-- Start of Extracted information --

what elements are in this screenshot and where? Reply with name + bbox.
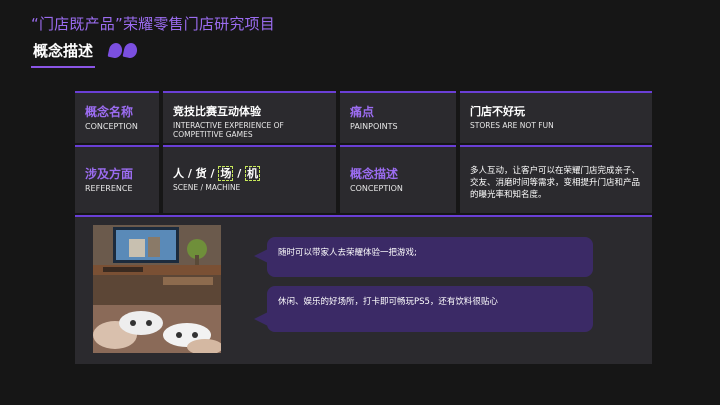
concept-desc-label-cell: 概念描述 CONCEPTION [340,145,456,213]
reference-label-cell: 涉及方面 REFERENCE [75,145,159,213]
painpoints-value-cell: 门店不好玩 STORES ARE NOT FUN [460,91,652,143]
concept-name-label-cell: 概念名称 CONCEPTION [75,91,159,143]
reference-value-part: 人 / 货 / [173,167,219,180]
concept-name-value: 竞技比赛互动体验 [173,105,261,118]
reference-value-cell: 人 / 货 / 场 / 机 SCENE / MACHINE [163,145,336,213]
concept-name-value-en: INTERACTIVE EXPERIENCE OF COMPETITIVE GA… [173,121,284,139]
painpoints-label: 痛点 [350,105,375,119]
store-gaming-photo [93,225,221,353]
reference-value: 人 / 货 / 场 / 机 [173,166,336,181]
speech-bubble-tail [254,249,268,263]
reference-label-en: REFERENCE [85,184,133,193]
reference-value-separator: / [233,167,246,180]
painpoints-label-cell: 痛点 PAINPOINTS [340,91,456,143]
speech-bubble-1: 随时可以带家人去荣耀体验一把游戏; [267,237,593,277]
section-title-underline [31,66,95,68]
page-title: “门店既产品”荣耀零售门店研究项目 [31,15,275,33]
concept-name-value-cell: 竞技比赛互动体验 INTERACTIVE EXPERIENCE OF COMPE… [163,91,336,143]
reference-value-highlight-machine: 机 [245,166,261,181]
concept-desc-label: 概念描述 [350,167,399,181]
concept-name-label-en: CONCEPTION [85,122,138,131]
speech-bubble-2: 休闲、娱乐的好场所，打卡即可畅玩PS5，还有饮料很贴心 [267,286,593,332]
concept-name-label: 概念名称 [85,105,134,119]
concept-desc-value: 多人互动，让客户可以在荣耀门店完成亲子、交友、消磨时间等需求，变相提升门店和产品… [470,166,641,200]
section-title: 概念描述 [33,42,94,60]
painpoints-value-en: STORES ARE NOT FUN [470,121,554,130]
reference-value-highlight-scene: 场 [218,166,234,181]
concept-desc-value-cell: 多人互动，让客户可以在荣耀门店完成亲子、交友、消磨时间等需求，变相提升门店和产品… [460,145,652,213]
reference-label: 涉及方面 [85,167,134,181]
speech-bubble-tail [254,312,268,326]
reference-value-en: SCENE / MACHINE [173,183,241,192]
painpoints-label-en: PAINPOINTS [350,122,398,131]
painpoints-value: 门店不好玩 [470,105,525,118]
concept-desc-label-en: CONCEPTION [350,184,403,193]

-- End of Extracted information --

• _Instructions for the task_:
Please write out every line of the records above word for word, leaving out the pictures.

• _Response_:
what elements are in this screenshot and where? Reply with name + bbox.
concept-desc-label-cell: 概念描述 CONCEPTION [340,145,456,213]
reference-label-cell: 涉及方面 REFERENCE [75,145,159,213]
painpoints-value-cell: 门店不好玩 STORES ARE NOT FUN [460,91,652,143]
concept-name-label-cell: 概念名称 CONCEPTION [75,91,159,143]
reference-value-part: 人 / 货 / [173,167,219,180]
concept-name-value: 竞技比赛互动体验 [173,105,261,118]
reference-value-cell: 人 / 货 / 场 / 机 SCENE / MACHINE [163,145,336,213]
concept-name-value-en: INTERACTIVE EXPERIENCE OF COMPETITIVE GA… [173,121,284,139]
painpoints-label: 痛点 [350,105,375,119]
store-gaming-photo [93,225,221,353]
reference-value: 人 / 货 / 场 / 机 [173,166,336,181]
speech-bubble-tail [254,249,268,263]
reference-label-en: REFERENCE [85,184,133,193]
reference-value-separator: / [233,167,246,180]
painpoints-label-cell: 痛点 PAINPOINTS [340,91,456,143]
speech-bubble-1: 随时可以带家人去荣耀体验一把游戏; [267,237,593,277]
section-title-underline [31,66,95,68]
page-title: “门店既产品”荣耀零售门店研究项目 [31,15,275,33]
concept-name-value-cell: 竞技比赛互动体验 INTERACTIVE EXPERIENCE OF COMPE… [163,91,336,143]
reference-value-highlight-machine: 机 [245,166,261,181]
concept-desc-label: 概念描述 [350,167,399,181]
concept-name-label-en: CONCEPTION [85,122,138,131]
speech-bubble-2: 休闲、娱乐的好场所，打卡即可畅玩PS5，还有饮料很贴心 [267,286,593,332]
concept-name-label: 概念名称 [85,105,134,119]
concept-desc-value: 多人互动，让客户可以在荣耀门店完成亲子、交友、消磨时间等需求，变相提升门店和产品… [470,166,641,200]
section-title: 概念描述 [33,42,94,60]
painpoints-value-en: STORES ARE NOT FUN [470,121,554,130]
reference-value-highlight-scene: 场 [218,166,234,181]
concept-desc-value-cell: 多人互动，让客户可以在荣耀门店完成亲子、交友、消磨时间等需求，变相提升门店和产品… [460,145,652,213]
reference-label: 涉及方面 [85,167,134,181]
speech-bubble-tail [254,312,268,326]
reference-value-en: SCENE / MACHINE [173,183,241,192]
painpoints-label-en: PAINPOINTS [350,122,398,131]
painpoints-value: 门店不好玩 [470,105,525,118]
concept-desc-label-en: CONCEPTION [350,184,403,193]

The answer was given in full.